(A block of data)
▼
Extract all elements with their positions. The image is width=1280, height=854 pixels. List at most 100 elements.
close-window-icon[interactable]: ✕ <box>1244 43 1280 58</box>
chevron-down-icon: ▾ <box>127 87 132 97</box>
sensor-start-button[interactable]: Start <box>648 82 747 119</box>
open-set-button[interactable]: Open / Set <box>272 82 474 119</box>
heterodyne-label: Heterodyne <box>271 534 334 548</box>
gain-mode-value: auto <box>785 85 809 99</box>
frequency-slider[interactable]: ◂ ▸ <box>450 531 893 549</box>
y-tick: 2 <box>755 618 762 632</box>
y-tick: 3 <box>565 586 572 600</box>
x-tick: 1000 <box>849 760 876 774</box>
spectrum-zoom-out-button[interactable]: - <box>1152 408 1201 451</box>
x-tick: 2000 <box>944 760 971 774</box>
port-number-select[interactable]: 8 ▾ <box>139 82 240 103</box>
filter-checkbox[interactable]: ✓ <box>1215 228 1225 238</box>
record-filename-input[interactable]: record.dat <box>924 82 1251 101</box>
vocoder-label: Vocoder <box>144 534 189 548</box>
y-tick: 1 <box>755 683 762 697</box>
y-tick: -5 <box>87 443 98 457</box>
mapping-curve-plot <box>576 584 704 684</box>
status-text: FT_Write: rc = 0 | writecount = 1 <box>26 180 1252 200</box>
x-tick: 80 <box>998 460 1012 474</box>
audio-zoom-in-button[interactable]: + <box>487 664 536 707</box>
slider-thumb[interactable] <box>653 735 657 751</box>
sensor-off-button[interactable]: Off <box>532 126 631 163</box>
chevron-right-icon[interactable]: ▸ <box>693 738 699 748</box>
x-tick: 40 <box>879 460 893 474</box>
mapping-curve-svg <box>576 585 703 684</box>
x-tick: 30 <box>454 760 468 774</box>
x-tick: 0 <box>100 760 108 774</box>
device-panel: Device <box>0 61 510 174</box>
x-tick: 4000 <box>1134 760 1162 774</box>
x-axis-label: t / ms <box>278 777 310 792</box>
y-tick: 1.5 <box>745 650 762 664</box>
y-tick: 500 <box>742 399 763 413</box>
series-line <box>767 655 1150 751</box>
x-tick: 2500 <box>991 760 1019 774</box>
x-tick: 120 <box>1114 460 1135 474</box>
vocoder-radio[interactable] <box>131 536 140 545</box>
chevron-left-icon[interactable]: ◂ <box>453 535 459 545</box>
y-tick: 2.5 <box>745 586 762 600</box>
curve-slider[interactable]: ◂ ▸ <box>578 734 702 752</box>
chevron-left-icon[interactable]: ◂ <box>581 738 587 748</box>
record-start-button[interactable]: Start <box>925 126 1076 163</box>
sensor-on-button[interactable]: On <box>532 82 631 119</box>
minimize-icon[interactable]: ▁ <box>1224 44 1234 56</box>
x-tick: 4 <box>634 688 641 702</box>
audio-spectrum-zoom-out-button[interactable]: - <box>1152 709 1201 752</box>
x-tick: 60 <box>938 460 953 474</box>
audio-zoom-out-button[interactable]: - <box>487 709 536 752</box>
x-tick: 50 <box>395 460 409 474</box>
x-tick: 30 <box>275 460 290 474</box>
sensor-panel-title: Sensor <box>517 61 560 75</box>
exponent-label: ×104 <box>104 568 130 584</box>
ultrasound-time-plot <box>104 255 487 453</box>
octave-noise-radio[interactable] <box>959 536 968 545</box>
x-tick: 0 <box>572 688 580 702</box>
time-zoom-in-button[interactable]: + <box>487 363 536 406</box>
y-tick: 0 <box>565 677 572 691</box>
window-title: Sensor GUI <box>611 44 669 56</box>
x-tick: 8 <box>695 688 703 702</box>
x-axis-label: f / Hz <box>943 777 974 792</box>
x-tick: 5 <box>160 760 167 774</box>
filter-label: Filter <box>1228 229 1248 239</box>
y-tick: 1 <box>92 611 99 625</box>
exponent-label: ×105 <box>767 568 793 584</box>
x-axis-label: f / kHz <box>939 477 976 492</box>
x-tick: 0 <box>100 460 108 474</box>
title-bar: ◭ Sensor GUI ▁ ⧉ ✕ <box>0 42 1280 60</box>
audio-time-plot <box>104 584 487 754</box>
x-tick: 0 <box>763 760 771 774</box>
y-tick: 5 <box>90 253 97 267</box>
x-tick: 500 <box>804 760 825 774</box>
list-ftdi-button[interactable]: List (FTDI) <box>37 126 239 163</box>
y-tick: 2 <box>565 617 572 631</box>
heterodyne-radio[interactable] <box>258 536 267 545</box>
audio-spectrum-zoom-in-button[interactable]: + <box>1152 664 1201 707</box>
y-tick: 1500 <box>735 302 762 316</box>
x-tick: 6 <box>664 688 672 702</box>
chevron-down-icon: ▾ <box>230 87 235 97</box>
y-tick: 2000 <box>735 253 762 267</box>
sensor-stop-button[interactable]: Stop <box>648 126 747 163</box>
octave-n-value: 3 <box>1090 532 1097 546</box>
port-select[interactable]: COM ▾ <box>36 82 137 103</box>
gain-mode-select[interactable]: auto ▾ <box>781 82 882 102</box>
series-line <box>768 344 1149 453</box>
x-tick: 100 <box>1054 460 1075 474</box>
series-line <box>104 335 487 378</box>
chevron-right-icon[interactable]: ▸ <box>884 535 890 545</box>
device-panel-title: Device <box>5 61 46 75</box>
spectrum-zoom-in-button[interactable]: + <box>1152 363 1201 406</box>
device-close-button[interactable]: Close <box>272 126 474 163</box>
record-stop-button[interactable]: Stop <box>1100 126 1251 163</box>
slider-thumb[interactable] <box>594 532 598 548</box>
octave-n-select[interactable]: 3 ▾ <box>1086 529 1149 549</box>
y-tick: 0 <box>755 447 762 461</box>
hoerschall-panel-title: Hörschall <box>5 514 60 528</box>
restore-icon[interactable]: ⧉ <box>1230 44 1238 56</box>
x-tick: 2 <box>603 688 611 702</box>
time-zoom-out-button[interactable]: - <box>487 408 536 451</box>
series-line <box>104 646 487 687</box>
▲
Aim: Rewrite every line of the records as a numbered list, leaving out any blank lines.

Answer in full:
1. Extract all elements with their positions. The image is width=1280, height=854 pixels. List at most 100 elements.
2. close-window-icon[interactable]: ✕ <box>1244 43 1280 58</box>
3. chevron-down-icon: ▾ <box>127 87 132 97</box>
4. sensor-start-button[interactable]: Start <box>648 82 747 119</box>
5. open-set-button[interactable]: Open / Set <box>272 82 474 119</box>
6. heterodyne-label: Heterodyne <box>271 534 334 548</box>
7. gain-mode-value: auto <box>785 85 809 99</box>
8. frequency-slider[interactable]: ◂ ▸ <box>450 531 893 549</box>
9. y-tick: 2 <box>755 618 762 632</box>
10. y-tick: 3 <box>565 586 572 600</box>
11. x-tick: 1000 <box>849 760 876 774</box>
12. spectrum-zoom-out-button[interactable]: - <box>1152 408 1201 451</box>
13. x-tick: 2000 <box>944 760 971 774</box>
14. port-number-select[interactable]: 8 ▾ <box>139 82 240 103</box>
15. filter-checkbox[interactable]: ✓ <box>1215 228 1225 238</box>
16. record-filename-input[interactable]: record.dat <box>924 82 1251 101</box>
17. vocoder-label: Vocoder <box>144 534 189 548</box>
18. y-tick: 1 <box>755 683 762 697</box>
19. y-tick: -5 <box>87 443 98 457</box>
20. mapping-curve-plot <box>576 584 704 684</box>
21. status-text: FT_Write: rc = 0 | writecount = 1 <box>26 180 1252 200</box>
22. x-tick: 80 <box>998 460 1012 474</box>
23. audio-zoom-in-button[interactable]: + <box>487 664 536 707</box>
24. slider-thumb[interactable] <box>653 735 657 751</box>
25. sensor-off-button[interactable]: Off <box>532 126 631 163</box>
26. chevron-right-icon[interactable]: ▸ <box>693 738 699 748</box>
27. x-tick: 40 <box>879 460 893 474</box>
28. mapping-curve-svg <box>576 585 703 684</box>
29. x-tick: 30 <box>454 760 468 774</box>
30. x-tick: 0 <box>100 760 108 774</box>
31. device-panel: Device <box>0 61 510 174</box>
32. x-tick: 4000 <box>1134 760 1162 774</box>
33. x-axis-label: t / ms <box>278 777 310 792</box>
34. y-tick: 1.5 <box>745 650 762 664</box>
35. y-tick: 500 <box>742 399 763 413</box>
36. series-line <box>767 655 1150 751</box>
37. x-tick: 2500 <box>991 760 1019 774</box>
38. x-tick: 120 <box>1114 460 1135 474</box>
39. vocoder-radio[interactable] <box>131 536 140 545</box>
40. chevron-left-icon[interactable]: ◂ <box>453 535 459 545</box>
41. y-tick: 2.5 <box>745 586 762 600</box>
42. curve-slider[interactable]: ◂ ▸ <box>578 734 702 752</box>
43. chevron-left-icon[interactable]: ◂ <box>581 738 587 748</box>
44. record-start-button[interactable]: Start <box>925 126 1076 163</box>
45. sensor-on-button[interactable]: On <box>532 82 631 119</box>
46. minimize-icon[interactable]: ▁ <box>1224 44 1234 56</box>
47. x-tick: 4 <box>634 688 641 702</box>
48. audio-spectrum-zoom-out-button[interactable]: - <box>1152 709 1201 752</box>
49. x-tick: 60 <box>938 460 953 474</box>
50. audio-zoom-out-button[interactable]: - <box>487 709 536 752</box>
51. x-tick: 50 <box>395 460 409 474</box>
52. x-tick: 30 <box>275 460 290 474</box>
53. sensor-panel-title: Sensor <box>517 61 560 75</box>
54. exponent-label: ×104 <box>104 568 130 584</box>
55. ultrasound-time-plot <box>104 255 487 453</box>
56. octave-noise-radio[interactable] <box>959 536 968 545</box>
57. x-tick: 0 <box>572 688 580 702</box>
58. time-zoom-in-button[interactable]: + <box>487 363 536 406</box>
59. y-tick: 0 <box>565 677 572 691</box>
60. window-title: Sensor GUI <box>611 44 669 56</box>
61. x-tick: 8 <box>695 688 703 702</box>
62. x-axis-label: f / Hz <box>943 777 974 792</box>
63. x-tick: 5 <box>160 760 167 774</box>
64. filter-label: Filter <box>1228 229 1248 239</box>
65. y-tick: 1 <box>92 611 99 625</box>
66. exponent-label: ×105 <box>767 568 793 584</box>
67. x-axis-label: f / kHz <box>939 477 976 492</box>
68. x-tick: 0 <box>100 460 108 474</box>
69. title-bar: ◭ Sensor GUI ▁ ⧉ ✕ <box>0 42 1280 60</box>
70. audio-time-plot <box>104 584 487 754</box>
71. x-tick: 0 <box>763 760 771 774</box>
72. y-tick: 5 <box>90 253 97 267</box>
73. x-tick: 500 <box>804 760 825 774</box>
74. list-ftdi-button[interactable]: List (FTDI) <box>37 126 239 163</box>
75. y-tick: 2 <box>565 617 572 631</box>
76. heterodyne-radio[interactable] <box>258 536 267 545</box>
77. audio-spectrum-zoom-in-button[interactable]: + <box>1152 664 1201 707</box>
78. y-tick: 1500 <box>735 302 762 316</box>
79. x-tick: 6 <box>664 688 672 702</box>
80. chevron-down-icon: ▾ <box>230 87 235 97</box>
81. y-tick: 2000 <box>735 253 762 267</box>
82. sensor-stop-button[interactable]: Stop <box>648 126 747 163</box>
83. octave-n-value: 3 <box>1090 532 1097 546</box>
84. port-select[interactable]: COM ▾ <box>36 82 137 103</box>
85. gain-mode-select[interactable]: auto ▾ <box>781 82 882 102</box>
86. series-line <box>768 344 1149 453</box>
87. x-tick: 100 <box>1054 460 1075 474</box>
88. series-line <box>104 335 487 378</box>
89. chevron-right-icon[interactable]: ▸ <box>884 535 890 545</box>
90. device-panel-title: Device <box>5 61 46 75</box>
91. spectrum-zoom-in-button[interactable]: + <box>1152 363 1201 406</box>
92. device-close-button[interactable]: Close <box>272 126 474 163</box>
93. record-stop-button[interactable]: Stop <box>1100 126 1251 163</box>
94. slider-thumb[interactable] <box>594 532 598 548</box>
95. octave-n-select[interactable]: 3 ▾ <box>1086 529 1149 549</box>
96. y-tick: 0 <box>755 447 762 461</box>
97. hoerschall-panel-title: Hörschall <box>5 514 60 528</box>
98. restore-icon[interactable]: ⧉ <box>1230 44 1238 56</box>
99. x-tick: 2 <box>603 688 611 702</box>
100. time-zoom-out-button[interactable]: - <box>487 408 536 451</box>
101. series-line <box>104 646 487 687</box>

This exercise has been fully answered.